Segment Start: THE INPUT

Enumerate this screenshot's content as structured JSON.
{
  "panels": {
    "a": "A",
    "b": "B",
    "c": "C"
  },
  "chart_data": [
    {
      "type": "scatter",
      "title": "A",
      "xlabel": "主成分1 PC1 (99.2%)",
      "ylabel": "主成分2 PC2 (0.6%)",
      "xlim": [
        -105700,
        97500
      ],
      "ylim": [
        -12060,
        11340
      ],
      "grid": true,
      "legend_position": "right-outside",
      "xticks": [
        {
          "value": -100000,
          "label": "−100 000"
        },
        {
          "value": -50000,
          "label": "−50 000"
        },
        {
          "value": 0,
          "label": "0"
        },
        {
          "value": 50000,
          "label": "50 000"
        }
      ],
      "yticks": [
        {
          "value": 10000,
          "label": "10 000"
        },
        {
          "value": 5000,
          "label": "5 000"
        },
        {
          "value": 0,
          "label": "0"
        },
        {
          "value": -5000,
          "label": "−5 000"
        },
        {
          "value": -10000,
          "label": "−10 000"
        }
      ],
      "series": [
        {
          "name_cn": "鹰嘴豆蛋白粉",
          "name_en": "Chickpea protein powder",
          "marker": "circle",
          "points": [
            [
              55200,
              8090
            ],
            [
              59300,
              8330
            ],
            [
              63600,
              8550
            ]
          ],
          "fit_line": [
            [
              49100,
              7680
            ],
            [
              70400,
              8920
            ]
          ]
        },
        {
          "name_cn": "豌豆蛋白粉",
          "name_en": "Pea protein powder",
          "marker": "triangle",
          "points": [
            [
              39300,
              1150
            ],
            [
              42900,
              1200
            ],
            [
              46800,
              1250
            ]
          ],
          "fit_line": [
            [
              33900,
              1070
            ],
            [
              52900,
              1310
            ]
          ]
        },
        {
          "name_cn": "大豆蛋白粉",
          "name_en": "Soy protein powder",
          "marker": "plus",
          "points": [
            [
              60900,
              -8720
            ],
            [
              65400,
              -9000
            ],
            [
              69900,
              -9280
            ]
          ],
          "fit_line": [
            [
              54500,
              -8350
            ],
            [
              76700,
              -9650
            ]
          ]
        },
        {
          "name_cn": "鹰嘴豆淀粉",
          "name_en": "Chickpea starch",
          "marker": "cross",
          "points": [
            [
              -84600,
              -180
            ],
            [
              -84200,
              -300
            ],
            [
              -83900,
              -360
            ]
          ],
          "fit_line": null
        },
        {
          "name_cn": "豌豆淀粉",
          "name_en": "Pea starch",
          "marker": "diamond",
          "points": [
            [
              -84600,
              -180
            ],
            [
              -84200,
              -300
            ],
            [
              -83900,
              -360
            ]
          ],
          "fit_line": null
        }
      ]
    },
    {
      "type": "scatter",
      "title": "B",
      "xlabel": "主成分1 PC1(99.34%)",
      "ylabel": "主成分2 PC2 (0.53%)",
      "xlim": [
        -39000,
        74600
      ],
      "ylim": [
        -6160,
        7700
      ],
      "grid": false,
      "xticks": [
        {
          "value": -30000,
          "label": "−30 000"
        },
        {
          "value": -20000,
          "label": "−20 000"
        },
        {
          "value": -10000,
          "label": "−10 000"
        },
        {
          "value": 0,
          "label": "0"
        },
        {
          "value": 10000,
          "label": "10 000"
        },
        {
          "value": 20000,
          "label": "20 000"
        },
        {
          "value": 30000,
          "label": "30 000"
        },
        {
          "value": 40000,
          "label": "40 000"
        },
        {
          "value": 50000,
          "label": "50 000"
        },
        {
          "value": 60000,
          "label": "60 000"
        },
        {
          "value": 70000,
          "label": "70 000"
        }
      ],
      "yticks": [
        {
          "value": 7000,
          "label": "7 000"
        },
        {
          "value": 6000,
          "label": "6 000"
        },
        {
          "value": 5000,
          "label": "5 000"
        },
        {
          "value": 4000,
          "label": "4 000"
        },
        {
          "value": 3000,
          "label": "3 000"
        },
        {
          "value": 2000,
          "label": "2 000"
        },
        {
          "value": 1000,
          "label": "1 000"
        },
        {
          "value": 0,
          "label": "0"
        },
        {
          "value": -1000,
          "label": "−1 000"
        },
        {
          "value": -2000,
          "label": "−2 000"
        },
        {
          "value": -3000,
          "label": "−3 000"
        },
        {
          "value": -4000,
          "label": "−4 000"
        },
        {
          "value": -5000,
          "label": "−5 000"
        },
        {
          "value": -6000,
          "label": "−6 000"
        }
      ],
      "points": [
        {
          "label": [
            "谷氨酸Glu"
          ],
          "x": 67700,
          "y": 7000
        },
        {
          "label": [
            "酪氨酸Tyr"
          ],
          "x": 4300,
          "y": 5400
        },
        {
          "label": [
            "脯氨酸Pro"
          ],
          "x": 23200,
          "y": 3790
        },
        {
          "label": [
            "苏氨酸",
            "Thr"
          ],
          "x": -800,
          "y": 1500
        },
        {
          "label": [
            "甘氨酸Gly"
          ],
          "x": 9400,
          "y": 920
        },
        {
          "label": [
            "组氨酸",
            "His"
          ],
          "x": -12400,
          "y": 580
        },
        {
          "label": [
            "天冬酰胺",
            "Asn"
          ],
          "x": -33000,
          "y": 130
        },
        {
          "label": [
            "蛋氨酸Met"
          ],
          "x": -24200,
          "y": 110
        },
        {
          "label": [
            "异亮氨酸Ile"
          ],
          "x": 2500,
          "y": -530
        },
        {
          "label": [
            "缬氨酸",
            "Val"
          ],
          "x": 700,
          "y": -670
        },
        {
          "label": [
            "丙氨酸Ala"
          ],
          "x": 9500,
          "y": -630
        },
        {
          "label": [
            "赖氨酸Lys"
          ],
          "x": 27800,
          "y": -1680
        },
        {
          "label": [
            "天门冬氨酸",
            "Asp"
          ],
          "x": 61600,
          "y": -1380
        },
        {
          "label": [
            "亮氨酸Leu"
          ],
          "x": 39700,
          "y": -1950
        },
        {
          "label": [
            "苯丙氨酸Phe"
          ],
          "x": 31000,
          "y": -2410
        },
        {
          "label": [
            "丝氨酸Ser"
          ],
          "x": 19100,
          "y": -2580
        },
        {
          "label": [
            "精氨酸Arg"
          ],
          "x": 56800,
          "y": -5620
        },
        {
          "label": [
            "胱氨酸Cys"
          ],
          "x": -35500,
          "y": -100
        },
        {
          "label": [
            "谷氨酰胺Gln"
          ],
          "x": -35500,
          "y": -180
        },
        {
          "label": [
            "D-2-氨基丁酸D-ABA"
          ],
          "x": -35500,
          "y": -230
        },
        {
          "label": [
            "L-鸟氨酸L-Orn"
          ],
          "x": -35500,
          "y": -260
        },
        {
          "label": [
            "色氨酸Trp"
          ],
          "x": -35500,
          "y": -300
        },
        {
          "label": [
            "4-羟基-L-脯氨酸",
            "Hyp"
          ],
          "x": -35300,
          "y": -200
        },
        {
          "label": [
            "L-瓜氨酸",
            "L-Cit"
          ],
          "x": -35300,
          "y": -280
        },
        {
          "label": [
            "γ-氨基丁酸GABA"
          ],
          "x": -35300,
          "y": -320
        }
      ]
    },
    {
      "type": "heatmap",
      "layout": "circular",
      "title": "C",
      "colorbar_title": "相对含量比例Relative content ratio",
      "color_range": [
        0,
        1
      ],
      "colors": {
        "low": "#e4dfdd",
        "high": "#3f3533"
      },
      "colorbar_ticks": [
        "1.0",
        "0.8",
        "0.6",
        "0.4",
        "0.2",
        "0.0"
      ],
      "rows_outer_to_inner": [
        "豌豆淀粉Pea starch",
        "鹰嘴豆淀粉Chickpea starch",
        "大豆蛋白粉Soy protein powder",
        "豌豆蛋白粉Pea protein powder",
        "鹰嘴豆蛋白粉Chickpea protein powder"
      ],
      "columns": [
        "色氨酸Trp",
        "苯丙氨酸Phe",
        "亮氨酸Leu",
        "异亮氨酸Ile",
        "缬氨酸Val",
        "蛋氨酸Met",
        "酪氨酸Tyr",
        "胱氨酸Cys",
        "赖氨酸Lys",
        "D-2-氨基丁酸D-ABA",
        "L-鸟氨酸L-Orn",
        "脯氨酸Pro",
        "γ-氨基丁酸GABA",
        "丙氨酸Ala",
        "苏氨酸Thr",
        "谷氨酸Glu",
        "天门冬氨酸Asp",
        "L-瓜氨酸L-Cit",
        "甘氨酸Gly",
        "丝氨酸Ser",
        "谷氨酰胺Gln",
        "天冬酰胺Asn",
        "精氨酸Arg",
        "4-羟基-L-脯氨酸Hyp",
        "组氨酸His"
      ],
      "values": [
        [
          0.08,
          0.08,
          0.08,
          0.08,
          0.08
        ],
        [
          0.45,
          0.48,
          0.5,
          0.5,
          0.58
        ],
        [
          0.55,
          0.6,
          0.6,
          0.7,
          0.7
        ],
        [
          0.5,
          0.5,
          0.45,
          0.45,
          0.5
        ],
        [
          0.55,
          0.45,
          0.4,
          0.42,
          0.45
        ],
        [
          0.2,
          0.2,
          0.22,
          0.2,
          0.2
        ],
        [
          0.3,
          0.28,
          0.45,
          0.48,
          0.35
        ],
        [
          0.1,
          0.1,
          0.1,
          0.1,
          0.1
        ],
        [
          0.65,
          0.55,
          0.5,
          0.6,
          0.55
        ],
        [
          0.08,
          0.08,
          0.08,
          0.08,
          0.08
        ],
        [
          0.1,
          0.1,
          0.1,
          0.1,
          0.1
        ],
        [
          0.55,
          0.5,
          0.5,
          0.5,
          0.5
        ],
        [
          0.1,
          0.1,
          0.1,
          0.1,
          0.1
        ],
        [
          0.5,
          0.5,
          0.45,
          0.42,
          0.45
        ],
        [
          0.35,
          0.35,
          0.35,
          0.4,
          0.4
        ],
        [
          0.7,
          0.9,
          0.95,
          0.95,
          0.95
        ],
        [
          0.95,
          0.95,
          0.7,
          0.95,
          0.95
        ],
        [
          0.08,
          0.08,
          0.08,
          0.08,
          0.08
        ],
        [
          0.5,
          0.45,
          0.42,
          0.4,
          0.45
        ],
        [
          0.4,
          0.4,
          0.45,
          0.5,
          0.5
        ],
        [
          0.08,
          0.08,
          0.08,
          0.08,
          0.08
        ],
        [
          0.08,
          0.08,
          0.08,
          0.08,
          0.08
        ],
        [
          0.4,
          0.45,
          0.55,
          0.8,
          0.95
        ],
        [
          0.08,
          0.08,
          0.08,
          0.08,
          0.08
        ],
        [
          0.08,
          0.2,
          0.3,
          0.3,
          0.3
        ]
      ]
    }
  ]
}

Segment End: THE INPUT

▶ DESCRIPTION OF THE TASK: Take every line from the data that includes the word "content".

▶ RESULT:
Enumerate this screenshot's content as structured JSON.
      "colorbar_title": "相对含量比例Relative content ratio",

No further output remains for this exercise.